[Dataset items]
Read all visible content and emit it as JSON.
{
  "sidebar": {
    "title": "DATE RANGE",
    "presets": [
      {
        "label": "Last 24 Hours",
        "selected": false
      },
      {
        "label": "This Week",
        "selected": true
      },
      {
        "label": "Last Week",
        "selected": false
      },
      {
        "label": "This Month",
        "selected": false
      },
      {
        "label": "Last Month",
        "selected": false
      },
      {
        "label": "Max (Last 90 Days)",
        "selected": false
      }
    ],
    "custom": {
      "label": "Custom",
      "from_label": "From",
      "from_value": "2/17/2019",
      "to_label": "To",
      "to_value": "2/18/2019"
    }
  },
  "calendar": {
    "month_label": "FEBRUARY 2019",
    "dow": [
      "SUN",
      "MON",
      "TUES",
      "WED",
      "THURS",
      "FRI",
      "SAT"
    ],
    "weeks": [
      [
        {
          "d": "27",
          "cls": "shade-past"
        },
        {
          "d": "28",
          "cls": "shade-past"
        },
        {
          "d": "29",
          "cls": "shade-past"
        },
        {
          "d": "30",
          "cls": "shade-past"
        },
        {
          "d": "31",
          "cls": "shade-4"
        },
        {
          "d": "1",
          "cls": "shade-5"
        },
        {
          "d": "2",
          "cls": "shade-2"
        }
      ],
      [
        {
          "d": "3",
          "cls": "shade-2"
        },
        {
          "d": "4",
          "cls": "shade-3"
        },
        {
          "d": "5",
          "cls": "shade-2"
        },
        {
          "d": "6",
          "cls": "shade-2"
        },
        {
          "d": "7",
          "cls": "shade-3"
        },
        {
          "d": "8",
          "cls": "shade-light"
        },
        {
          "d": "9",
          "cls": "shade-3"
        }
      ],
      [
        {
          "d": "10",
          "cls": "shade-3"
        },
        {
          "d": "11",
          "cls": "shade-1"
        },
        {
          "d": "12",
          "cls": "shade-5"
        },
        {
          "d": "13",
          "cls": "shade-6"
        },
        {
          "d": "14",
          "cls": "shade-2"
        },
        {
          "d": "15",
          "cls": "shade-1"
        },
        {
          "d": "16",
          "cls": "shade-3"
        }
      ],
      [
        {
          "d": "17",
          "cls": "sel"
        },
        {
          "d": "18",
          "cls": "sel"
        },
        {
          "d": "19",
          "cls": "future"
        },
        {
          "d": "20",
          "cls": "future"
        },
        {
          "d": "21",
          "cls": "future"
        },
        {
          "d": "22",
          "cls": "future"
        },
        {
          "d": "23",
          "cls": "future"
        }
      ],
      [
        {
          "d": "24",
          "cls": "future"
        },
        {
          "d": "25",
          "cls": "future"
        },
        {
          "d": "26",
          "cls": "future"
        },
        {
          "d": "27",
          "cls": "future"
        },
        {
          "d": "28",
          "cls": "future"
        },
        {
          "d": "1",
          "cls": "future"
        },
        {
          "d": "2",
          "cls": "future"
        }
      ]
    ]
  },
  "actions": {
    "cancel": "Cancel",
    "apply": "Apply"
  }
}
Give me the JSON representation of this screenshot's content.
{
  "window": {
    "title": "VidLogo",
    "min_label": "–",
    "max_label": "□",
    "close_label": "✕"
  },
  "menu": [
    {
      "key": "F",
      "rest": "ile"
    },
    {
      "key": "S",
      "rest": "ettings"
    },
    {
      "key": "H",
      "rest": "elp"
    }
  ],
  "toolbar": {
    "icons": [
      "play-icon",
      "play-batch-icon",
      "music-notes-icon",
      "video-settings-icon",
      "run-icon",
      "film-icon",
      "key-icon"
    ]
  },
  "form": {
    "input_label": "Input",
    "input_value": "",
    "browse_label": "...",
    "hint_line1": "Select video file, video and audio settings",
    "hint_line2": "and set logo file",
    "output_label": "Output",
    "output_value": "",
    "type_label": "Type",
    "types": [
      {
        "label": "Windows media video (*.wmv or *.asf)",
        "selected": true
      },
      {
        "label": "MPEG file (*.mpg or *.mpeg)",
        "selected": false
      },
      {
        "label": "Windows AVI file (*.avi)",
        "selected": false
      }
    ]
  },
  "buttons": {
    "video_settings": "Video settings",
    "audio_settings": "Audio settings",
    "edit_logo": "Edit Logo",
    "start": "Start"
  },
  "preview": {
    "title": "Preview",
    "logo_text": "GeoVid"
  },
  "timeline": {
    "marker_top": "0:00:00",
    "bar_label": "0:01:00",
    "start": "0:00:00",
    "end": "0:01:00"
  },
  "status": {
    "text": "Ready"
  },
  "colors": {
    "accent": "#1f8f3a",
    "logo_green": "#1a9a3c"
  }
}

▶ Task goal: Set out every line from the material that contains the string "settings".

▶ Problem solution:
      "video-settings-icon",
    "hint_line1": "Select video file, video and audio settings",
    "video_settings": "Video settings",
    "audio_settings": "Audio settings",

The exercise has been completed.